• [GIVEN TASK] Filter the entries and keep only the lines where the string "JANUARY" appears.

━━━━━━━━

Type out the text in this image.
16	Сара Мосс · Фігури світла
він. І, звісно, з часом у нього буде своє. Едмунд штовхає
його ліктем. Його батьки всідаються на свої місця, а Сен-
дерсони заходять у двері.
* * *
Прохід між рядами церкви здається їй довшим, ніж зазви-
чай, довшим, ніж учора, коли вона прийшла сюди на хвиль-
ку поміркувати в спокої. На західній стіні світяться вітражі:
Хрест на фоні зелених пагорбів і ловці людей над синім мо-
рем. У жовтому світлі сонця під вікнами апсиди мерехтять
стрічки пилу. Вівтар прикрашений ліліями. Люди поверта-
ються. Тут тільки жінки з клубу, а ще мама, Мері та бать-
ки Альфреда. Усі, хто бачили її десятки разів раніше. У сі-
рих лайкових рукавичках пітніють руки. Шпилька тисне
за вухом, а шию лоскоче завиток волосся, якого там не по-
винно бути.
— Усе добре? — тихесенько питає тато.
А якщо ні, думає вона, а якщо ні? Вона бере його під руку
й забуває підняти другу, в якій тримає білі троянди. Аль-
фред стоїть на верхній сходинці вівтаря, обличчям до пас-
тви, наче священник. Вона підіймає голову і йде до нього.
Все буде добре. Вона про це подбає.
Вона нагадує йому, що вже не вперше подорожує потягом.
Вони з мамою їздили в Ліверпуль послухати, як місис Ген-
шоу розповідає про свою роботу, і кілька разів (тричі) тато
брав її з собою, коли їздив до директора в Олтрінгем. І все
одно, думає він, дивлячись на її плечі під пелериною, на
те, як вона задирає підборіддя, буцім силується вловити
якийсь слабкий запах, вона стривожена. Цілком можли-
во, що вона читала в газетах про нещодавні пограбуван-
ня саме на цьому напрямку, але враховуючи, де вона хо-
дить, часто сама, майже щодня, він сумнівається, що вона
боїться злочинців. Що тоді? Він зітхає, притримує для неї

━━━━━━━━

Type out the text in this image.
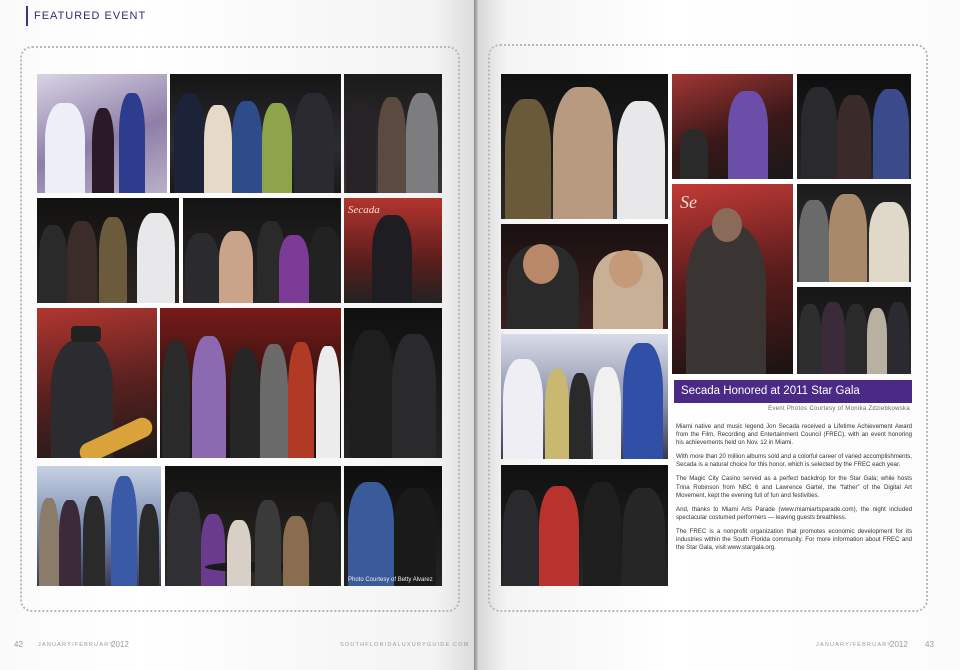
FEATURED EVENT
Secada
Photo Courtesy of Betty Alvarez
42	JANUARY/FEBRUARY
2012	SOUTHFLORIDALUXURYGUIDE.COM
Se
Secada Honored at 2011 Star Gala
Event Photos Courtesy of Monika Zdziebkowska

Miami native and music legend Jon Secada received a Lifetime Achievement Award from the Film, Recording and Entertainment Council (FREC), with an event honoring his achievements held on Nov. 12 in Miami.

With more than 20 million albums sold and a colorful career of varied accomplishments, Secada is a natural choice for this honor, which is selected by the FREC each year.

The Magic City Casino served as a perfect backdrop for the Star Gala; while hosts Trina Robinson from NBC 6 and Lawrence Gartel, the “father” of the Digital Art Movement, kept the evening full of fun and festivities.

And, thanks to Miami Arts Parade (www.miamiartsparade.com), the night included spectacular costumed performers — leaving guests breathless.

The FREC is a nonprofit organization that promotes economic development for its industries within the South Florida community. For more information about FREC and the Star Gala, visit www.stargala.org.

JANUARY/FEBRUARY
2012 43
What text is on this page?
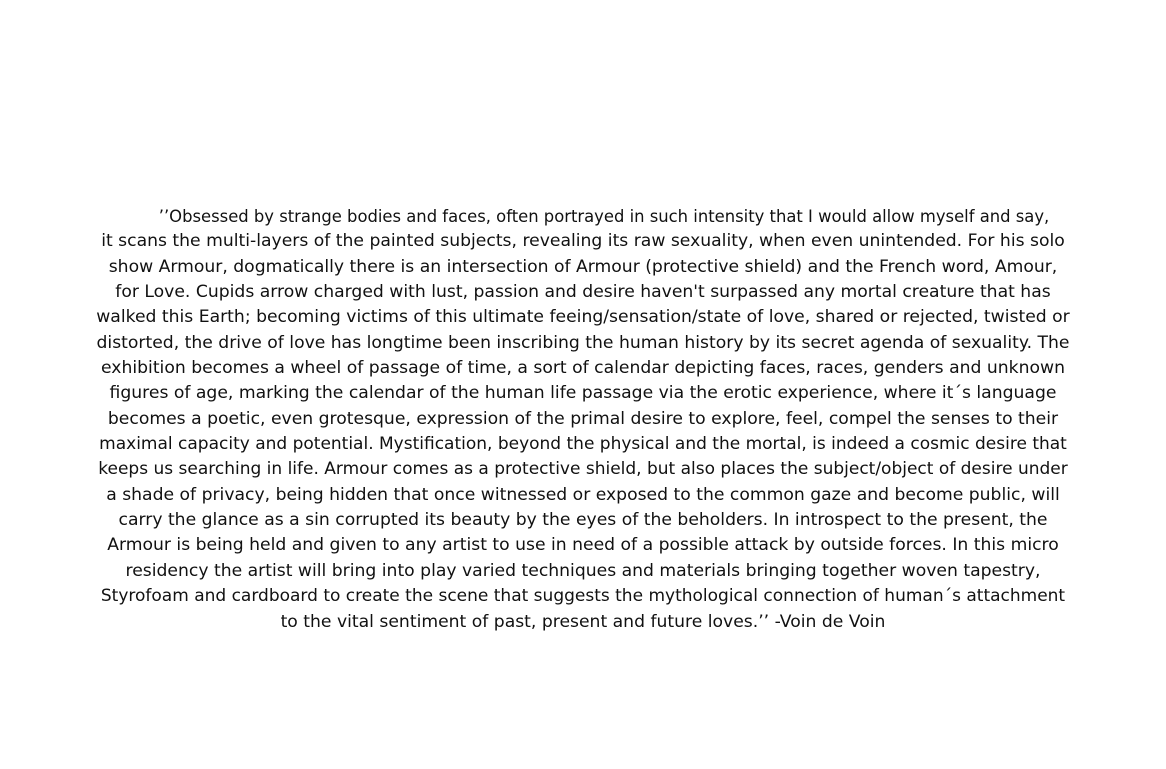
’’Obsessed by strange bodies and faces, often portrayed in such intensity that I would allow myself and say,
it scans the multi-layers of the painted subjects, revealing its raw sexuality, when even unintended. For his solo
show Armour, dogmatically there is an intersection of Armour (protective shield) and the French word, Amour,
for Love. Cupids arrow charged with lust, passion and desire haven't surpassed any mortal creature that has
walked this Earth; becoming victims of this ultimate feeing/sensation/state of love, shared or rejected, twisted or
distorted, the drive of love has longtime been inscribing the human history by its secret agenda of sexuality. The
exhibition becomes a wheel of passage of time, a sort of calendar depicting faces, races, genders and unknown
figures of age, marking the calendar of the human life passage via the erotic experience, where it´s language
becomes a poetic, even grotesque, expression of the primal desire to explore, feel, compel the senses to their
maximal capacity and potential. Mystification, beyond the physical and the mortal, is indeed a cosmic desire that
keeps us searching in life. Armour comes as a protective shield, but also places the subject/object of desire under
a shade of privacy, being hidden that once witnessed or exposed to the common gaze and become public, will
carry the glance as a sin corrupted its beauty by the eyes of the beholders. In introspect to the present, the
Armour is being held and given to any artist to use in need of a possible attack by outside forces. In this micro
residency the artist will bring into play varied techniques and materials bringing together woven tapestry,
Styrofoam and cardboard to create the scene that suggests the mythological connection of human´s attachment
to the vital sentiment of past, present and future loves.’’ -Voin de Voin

━━━━━━━━

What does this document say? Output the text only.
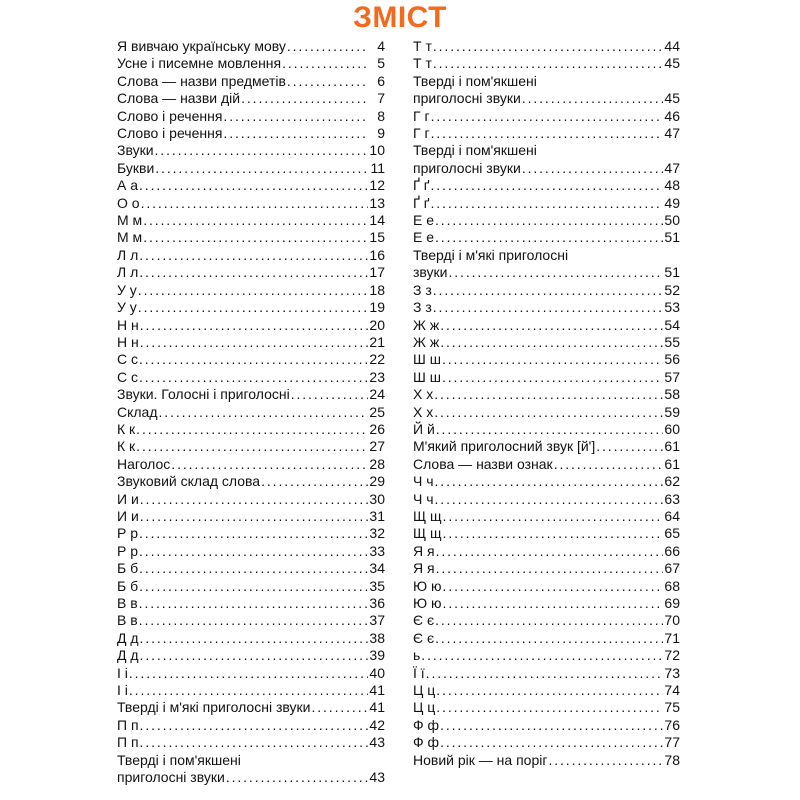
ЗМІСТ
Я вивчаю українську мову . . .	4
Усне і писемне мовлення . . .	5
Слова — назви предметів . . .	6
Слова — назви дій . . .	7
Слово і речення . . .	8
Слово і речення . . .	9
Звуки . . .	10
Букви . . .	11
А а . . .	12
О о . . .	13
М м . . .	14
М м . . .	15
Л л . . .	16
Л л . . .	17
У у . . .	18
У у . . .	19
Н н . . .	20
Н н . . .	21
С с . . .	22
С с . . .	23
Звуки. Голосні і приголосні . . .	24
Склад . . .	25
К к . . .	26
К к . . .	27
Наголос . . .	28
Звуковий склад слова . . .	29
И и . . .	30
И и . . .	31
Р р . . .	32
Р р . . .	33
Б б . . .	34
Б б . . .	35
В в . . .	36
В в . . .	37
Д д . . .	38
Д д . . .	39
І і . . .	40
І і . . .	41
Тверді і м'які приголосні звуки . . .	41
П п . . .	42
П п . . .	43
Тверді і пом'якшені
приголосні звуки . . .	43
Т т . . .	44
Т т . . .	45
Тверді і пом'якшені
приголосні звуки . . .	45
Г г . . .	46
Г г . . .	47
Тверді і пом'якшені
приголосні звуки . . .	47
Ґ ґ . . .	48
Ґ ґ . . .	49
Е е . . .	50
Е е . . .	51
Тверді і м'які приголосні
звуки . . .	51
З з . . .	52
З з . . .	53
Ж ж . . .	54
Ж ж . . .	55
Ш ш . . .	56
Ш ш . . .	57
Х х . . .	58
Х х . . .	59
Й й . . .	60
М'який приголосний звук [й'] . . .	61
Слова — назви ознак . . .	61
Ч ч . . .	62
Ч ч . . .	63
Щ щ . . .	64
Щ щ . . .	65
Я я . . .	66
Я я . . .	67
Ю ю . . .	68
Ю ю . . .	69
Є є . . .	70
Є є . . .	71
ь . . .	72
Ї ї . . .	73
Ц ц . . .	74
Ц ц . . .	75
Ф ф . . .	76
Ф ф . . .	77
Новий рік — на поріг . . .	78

━━━━━━━━

• [PROBLEM SOLUTION]
42	JANUARY/FEBRUARY
JANUARY/FEBRUARY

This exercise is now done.